» **Reading text**:
<<<<

Why did Grandma put her underwear in the refrigerator?
I have been working on an article on grief…I have always heard that you should write about a subject you are familiar with…since losing our infant grandson Sami two weeks ago today, I have learned more about grief than I ever wanted to know…but am not yet ready to share my thoughts. God’s word has proved true (as it always does). As Christians, we are not grieving as those who have no hope; but still, we grieve that Sami will not be a part of our earthly lives. We do have hope we will join him in heaven someday. (I Thessalonians 4:13)
Instead, I decided to pull up an article I wrote for my newspaper column about five years ago on the subject of helping children understand what is happening when an elderly loved one has dementia.
The title of that article (which I am using again today) was borrowed from the award-winning children’s book of the same name, written by Max Wallack and Carolyn Given. Max was only 17-years old when he co-authored this book, drawing his inspiration from growing up with a great-grandma who had Alzheimer’s. It has been described as “a poignant look at dementia through the eyes of a 7-year old” and I highly recommend it.
Max’s experiences with “Great Gram” greatly influenced his life. He graduated summa cum laude from Boston University in 2015, was a student at Harvard Medical School, class of 2020, and is currently a research assistant at Brigham and Women’s Center for Neurological Imaging, focusing on the temporal effects of Multiple Sclerosis. His main interest is in neuroradiology, particularly in neurodegenerative diseases. It is probably safe to say that Max is where he is because of his experience with his great grandma.
According to the Alzheimer’s Foundation of America, someone is diagnosed with this disease every 67 seconds, and experts believe these numbers could double or triple in the next 20 years. That means the lives of many children and grandchildren are going to be touched by this disease.
When Alzheimer’s or another dementia pays an unwelcome visit to a family, what should we tell children about their granddad’s seemingly ignoring them or their grandma’s inability to remember their names?

>>>>

[Records excerpted from a collection]
<<<<

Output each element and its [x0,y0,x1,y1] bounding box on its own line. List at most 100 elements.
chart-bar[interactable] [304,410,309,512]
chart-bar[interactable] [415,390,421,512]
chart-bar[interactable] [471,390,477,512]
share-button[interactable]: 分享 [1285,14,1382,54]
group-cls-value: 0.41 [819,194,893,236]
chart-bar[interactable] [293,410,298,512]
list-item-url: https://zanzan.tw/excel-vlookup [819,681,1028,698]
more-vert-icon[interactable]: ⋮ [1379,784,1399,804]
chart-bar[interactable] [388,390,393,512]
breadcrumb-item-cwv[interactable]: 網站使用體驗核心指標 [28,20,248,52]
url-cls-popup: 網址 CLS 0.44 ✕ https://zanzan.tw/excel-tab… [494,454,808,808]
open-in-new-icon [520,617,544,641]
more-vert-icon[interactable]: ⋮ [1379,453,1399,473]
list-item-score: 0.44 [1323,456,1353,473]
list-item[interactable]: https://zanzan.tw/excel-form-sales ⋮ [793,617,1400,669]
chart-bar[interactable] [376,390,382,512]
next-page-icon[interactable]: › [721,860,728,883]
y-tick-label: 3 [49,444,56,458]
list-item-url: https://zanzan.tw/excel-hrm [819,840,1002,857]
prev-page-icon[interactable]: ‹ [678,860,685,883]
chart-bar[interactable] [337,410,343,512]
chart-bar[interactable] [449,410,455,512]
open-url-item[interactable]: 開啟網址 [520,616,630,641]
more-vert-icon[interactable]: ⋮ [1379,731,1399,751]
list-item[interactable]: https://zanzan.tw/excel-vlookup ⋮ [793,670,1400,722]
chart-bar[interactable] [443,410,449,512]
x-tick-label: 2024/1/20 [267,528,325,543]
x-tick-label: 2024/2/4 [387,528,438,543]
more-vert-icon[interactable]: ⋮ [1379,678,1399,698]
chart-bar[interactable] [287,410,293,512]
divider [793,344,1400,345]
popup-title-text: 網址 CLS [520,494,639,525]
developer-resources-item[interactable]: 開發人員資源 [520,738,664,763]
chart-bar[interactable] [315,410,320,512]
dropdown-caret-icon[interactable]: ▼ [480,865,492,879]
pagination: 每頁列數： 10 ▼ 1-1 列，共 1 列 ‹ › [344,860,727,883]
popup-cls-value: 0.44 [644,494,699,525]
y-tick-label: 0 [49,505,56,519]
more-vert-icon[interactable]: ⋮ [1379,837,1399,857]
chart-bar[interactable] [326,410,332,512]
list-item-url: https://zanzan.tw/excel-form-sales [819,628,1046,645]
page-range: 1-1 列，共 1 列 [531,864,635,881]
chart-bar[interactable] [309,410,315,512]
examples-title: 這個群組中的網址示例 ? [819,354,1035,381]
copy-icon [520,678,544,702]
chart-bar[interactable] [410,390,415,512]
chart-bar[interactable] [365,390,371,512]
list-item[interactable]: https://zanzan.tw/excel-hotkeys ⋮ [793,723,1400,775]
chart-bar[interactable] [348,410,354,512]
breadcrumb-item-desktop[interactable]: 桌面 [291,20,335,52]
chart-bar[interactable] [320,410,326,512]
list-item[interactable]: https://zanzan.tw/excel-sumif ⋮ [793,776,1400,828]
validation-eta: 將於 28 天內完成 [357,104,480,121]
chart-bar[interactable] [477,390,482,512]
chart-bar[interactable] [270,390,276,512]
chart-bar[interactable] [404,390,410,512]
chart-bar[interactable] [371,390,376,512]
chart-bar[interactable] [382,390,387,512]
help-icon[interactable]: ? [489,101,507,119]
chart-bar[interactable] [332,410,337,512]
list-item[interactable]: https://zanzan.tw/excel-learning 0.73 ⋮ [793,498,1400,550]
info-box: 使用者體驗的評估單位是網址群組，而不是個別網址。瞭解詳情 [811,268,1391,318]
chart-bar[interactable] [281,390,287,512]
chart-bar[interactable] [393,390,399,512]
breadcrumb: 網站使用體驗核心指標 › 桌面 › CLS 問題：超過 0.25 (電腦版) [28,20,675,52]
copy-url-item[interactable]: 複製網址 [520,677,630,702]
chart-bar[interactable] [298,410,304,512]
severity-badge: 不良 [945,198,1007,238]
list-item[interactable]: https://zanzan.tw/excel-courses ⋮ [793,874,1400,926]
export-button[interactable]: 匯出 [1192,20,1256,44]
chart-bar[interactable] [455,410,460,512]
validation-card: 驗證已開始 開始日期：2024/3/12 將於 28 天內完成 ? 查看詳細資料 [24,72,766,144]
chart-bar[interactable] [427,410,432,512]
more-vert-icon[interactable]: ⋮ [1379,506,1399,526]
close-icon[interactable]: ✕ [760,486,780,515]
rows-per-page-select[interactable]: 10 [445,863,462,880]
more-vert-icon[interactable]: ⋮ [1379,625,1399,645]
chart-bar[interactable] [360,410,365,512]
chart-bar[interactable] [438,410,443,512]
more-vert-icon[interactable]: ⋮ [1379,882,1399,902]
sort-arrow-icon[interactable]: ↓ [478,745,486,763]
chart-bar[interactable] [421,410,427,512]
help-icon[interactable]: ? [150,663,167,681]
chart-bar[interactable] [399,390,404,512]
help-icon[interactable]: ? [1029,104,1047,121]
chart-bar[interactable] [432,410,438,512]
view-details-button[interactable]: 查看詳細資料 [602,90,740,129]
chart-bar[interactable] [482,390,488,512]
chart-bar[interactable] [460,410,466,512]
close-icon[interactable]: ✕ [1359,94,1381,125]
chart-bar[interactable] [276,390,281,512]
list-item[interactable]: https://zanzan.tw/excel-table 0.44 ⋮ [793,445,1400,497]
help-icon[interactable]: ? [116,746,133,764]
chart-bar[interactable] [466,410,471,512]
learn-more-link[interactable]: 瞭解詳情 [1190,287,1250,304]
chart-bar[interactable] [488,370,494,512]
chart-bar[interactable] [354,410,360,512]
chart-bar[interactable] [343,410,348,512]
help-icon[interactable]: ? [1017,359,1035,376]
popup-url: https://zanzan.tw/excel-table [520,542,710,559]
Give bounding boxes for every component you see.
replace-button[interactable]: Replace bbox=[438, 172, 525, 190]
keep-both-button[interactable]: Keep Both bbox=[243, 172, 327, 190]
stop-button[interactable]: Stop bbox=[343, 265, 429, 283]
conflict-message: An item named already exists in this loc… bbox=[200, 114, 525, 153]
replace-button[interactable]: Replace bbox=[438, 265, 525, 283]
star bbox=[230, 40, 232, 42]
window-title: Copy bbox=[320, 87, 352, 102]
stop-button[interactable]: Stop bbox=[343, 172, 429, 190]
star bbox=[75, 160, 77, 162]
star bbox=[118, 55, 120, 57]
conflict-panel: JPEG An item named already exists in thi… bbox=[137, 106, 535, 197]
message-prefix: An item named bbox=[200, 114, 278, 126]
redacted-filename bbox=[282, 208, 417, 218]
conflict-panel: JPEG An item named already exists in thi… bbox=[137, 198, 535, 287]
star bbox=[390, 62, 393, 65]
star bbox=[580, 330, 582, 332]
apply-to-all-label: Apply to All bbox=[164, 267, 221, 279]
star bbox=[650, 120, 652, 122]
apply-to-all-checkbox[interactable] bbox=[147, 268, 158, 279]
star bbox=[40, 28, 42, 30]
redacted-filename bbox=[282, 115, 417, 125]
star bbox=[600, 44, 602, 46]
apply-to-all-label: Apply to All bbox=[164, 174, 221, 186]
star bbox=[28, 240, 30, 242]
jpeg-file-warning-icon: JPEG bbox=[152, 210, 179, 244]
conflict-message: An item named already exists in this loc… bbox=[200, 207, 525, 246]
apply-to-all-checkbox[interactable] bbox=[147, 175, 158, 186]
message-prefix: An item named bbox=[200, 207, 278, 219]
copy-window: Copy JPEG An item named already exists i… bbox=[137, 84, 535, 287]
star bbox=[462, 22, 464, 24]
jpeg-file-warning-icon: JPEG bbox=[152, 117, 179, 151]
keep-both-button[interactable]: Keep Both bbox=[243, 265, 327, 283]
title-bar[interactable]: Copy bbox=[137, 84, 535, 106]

>>>>

» **Work task A**: Reproduce the article about dementia word for word, starting at the words "Max’s experiences with" and ending after the words "by this disease.".
» **Work task B**: According to the article about dementia, how old was Max Wallack when he co-authored the children's book?
» **Work task C**: Pick up the article about dementia after its final sentence and keep writing it.

» **Response A**:
Max’s experiences with “Great Gram” greatly influenced his life. He graduated summa cum laude from Boston University in 2015, was a student at Harvard Medical School, class of 2020, and is currently a research assistant at Brigham and Women’s Center for Neurological Imaging, focusing on the temporal effects of Multiple Sclerosis. His main interest is in neuroradiology, particularly in neurodegenerative diseases. It is probably safe to say that Max is where he is because of his experience with his great grandma.
According to the Alzheimer’s Foundation of America, someone is diagnosed with this disease every 67 seconds, and experts believe these numbers could double or triple in the next 20 years. That means the lives of many children and grandchildren are going to be touched by this disease.

» **Response B**: He was 17 years old.

» **Response C**:
I believe the best approach is simple honesty. Use age-appropriate explanations they can understand, such as, “Nana still loves you but sometimes she cannot remember your name.” It is beneficial to be straightforward in answering questions as well as to listen when children express concerns. Dr. Richard E. Powers, a geriatric psychiatrist, advises: “It’s much better for you to shape a positive message than for children to make false assumptions.”
If a grandparent does or says something hurtful, remind the child the behavior is due to the disease and does not indicate their grandparent’s feelings toward them. Teach them to be kind and respectful, even when those actions are not reciprocated.
By all means, continue relationships and family activities as much as possible. Make delightful memories. Look for opportunities to involve children with simple care tasks such as reading to or feeding the care receiver. I know a man in his seventies who has never forgotten the lessons he learned as a young boy when he was given the responsibility of feeding supper to his invalid grandmother every day after school. Participating in providing care for elderly family members is a great way to develop character qualities such as empathy and kindness.
On the other hand, young children should be protected from bearing heavy worries regarding caregiving. Let them be children. Make an effort to keep their lives as normal as possible, especially when the care receiver lives in your home. There should be special family times that give the parents and children a respite from caregiving duties.
Look for resources, such as the book mentioned above, that will help children have a better understanding of what it is like to share your home (or visit in a facility) with someone who has Alzheimer’s. As the disease progresses, continue the conversation and explain what is happening in the present as well as what can be expected in the future.
In the beginning, changes in behavior may not be obvious to a child, but as the degree of cognitive deterioration increases, it will be helpful to give guidance for interactions, such as using simple sentences and refraining from too much activity (yelling, jumping around). In later stages, children should be taught to always introduce themselves and that communication may be limited to non-verbal means such as touch. Hugs and kisses are almost always appreciated!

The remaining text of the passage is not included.